> _Requirement_
Find the lines with "φάση" in them and copy them out.

> _Stored data_
****************

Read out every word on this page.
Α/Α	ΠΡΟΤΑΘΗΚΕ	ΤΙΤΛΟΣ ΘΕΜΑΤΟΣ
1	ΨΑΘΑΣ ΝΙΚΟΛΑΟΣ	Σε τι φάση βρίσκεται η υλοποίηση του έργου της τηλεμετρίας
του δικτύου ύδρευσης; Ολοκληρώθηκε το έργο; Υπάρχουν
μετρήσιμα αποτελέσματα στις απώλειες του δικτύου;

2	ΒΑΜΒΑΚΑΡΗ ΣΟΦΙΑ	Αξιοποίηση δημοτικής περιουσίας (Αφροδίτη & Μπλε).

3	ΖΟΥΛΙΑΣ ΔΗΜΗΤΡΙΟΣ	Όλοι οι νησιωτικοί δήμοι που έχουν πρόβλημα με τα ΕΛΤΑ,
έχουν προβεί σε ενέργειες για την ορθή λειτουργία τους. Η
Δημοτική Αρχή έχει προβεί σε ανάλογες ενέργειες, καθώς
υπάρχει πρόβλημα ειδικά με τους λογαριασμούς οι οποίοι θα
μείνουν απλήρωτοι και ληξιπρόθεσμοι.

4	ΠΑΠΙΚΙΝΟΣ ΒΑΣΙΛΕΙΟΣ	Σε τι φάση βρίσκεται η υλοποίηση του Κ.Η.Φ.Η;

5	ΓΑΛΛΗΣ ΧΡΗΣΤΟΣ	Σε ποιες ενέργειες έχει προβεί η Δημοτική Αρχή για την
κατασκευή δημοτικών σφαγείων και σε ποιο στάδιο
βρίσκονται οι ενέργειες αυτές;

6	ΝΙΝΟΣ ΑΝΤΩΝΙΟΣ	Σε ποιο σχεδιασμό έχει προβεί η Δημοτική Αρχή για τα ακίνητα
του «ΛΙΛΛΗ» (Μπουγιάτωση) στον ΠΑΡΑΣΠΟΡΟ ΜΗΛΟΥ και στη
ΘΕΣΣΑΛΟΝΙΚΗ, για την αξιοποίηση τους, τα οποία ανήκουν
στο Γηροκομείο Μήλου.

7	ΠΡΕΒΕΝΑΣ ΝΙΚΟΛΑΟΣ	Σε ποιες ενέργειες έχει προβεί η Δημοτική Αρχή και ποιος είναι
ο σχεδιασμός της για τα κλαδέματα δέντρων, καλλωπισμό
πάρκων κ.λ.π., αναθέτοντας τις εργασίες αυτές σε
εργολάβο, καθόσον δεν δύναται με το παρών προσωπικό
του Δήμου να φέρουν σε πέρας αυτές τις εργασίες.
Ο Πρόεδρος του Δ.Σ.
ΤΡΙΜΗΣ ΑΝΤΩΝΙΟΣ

****************

> _Task result_
1	ΨΑΘΑΣ ΝΙΚΟΛΑΟΣ	Σε τι φάση βρίσκεται η υλοποίηση του έργου της τηλεμετρίας
4	ΠΑΠΙΚΙΝΟΣ ΒΑΣΙΛΕΙΟΣ	Σε τι φάση βρίσκεται η υλοποίηση του Κ.Η.Φ.Η;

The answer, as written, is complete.